_WHAT THIS TASK INVOLVES_:
Without the pictures, set down every line of the data exactly.

=== DATASET RECORDS ===

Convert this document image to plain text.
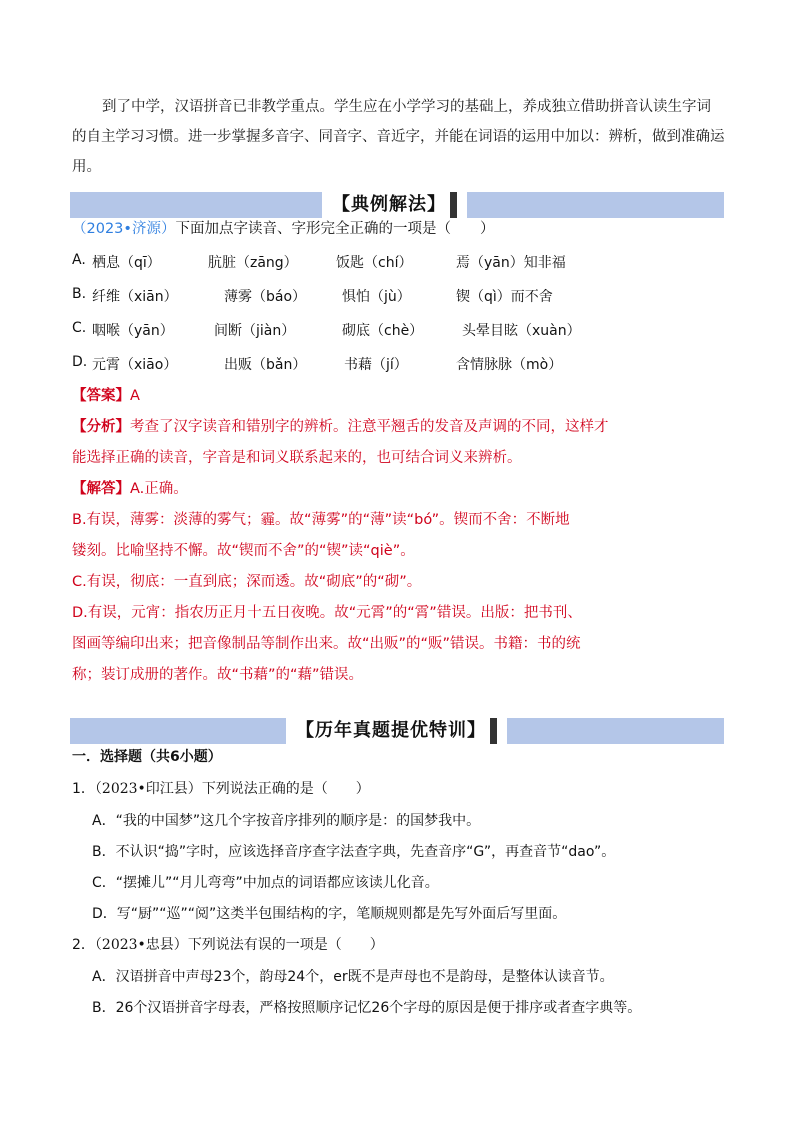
到了中学，汉语拼音已非教学重点。学生应在小学学习的基础上，养成独立借助拼音认读生字词

的自主学习习惯。进一步掌握多音字、同音字、音近字，并能在词语的运用中加以：辨析，做到准确运

用。

【典例解法】
（2023•济源）下面加点字读音、字形完全正确的一项是（　　）
A. 栖息（qī）	肮脏（zāng）	饭匙（chí）	焉（yān）知非福
B. 纤维（xiān）	薄雾（báo）	惧怕（jù）	锲（qì）而不舍
C. 咽喉（yān）	间断（jiàn）	砌底（chè）	头晕目眩（xuàn）
D. 元霄（xiāo）	出贩（bǎn）	书藉（jí）	含情脉脉（mò）
【答案】A

【分析】考查了汉字读音和错别字的辨析。注意平翘舌的发音及声调的不同，这样才

能选择正确的读音，字音是和词义联系起来的，也可结合词义来辨析。

【解答】A.正确。

B.有误，薄雾：淡薄的雾气；霾。故“薄雾”的“薄”读“bó”。锲而不舍：不断地

镂刻。比喻坚持不懈。故“锲而不舍”的“锲”读“qiè”。

C.有误，彻底：一直到底；深而透。故“砌底”的“砌”。

D.有误，元宵：指农历正月十五日夜晚。故“元霄”的“霄”错误。出版：把书刊、

图画等编印出来；把音像制品等制作出来。故“出贩”的“贩”错误。书籍：书的统

称；装订成册的著作。故“书藉”的“藉”错误。

【历年真题提优特训】
一．选择题（共6小题）
1．（2023•印江县）下列说法正确的是（　　）
A．“我的中国梦”这几个字按音序排列的顺序是：的国梦我中。
B．不认识“捣”字时，应该选择音序查字法查字典，先查音序“G”，再查音节“dao”。
C．“摆摊儿”“月儿弯弯”中加点的词语都应该读儿化音。
D．写“厨”“巡”“阅”这类半包围结构的字，笔顺规则都是先写外面后写里面。
2．（2023•忠县）下列说法有误的一项是（　　）
A．汉语拼音中声母23个，韵母24个，er既不是声母也不是韵母，是整体认读音节。
B．26个汉语拼音字母表，严格按照顺序记忆26个字母的原因是便于排序或者查字典等。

===

_SOLVED EXERCISE_:
Convert this document image to plain text.
到了中学，汉语拼音已非教学重点。学生应在小学学习的基础上，养成独立借助拼音认读生字词

的自主学习习惯。进一步掌握多音字、同音字、音近字，并能在词语的运用中加以：辨析，做到准确运

用。

【典例解法】
（2023•济源）下面加点字读音、字形完全正确的一项是（　　）
A. 栖息（qī）	肮脏（zāng）	饭匙（chí）	焉（yān）知非福
B. 纤维（xiān）	薄雾（báo）	惧怕（jù）	锲（qì）而不舍
C. 咽喉（yān）	间断（jiàn）	砌底（chè）	头晕目眩（xuàn）
D. 元霄（xiāo）	出贩（bǎn）	书藉（jí）	含情脉脉（mò）
【答案】A

【分析】考查了汉字读音和错别字的辨析。注意平翘舌的发音及声调的不同，这样才

能选择正确的读音，字音是和词义联系起来的，也可结合词义来辨析。

【解答】A.正确。

B.有误，薄雾：淡薄的雾气；霾。故“薄雾”的“薄”读“bó”。锲而不舍：不断地

镂刻。比喻坚持不懈。故“锲而不舍”的“锲”读“qiè”。

C.有误，彻底：一直到底；深而透。故“砌底”的“砌”。

D.有误，元宵：指农历正月十五日夜晚。故“元霄”的“霄”错误。出版：把书刊、

图画等编印出来；把音像制品等制作出来。故“出贩”的“贩”错误。书籍：书的统

称；装订成册的著作。故“书藉”的“藉”错误。

【历年真题提优特训】
一．选择题（共6小题）
1．（2023•印江县）下列说法正确的是（　　）
A．“我的中国梦”这几个字按音序排列的顺序是：的国梦我中。
B．不认识“捣”字时，应该选择音序查字法查字典，先查音序“G”，再查音节“dao”。
C．“摆摊儿”“月儿弯弯”中加点的词语都应该读儿化音。
D．写“厨”“巡”“阅”这类半包围结构的字，笔顺规则都是先写外面后写里面。
2．（2023•忠县）下列说法有误的一项是（　　）
A．汉语拼音中声母23个，韵母24个，er既不是声母也不是韵母，是整体认读音节。
B．26个汉语拼音字母表，严格按照顺序记忆26个字母的原因是便于排序或者查字典等。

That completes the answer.